= REQUEST =
Wherever the word "REIT" appears in the entries, copy the whole line.

= MATERIAL PROVIDED =
---------------

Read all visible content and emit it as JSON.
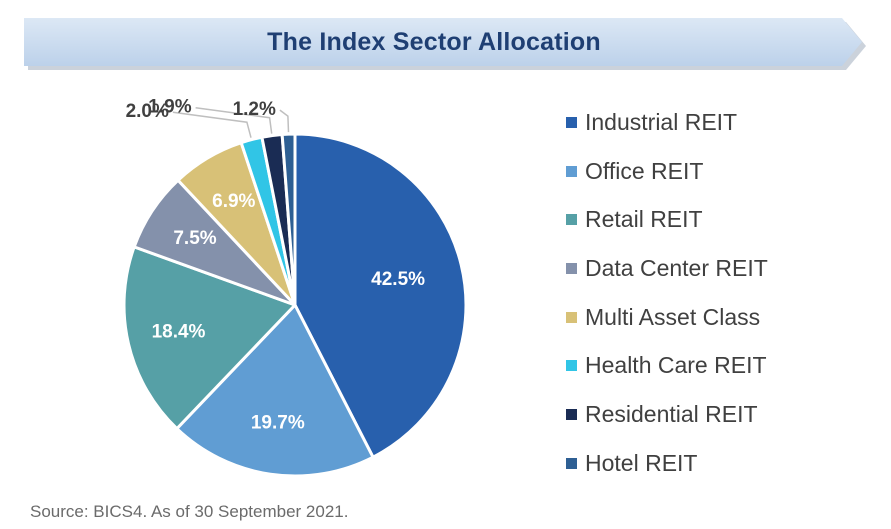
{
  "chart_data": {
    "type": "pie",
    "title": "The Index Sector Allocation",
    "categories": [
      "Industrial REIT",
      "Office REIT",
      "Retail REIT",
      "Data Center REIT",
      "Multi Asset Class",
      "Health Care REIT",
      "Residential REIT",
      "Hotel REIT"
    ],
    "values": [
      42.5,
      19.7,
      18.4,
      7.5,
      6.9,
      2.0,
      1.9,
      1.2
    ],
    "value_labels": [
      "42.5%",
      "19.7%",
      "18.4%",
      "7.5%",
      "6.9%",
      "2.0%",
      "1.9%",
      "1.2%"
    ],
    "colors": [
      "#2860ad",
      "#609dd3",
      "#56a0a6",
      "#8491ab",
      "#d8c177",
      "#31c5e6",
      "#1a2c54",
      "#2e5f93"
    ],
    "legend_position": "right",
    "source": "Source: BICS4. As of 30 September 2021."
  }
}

---------------

= ANSWER IN FULL =
      "Industrial REIT",
      "Office REIT",
      "Retail REIT",
      "Data Center REIT",
      "Health Care REIT",
      "Residential REIT",
      "Hotel REIT"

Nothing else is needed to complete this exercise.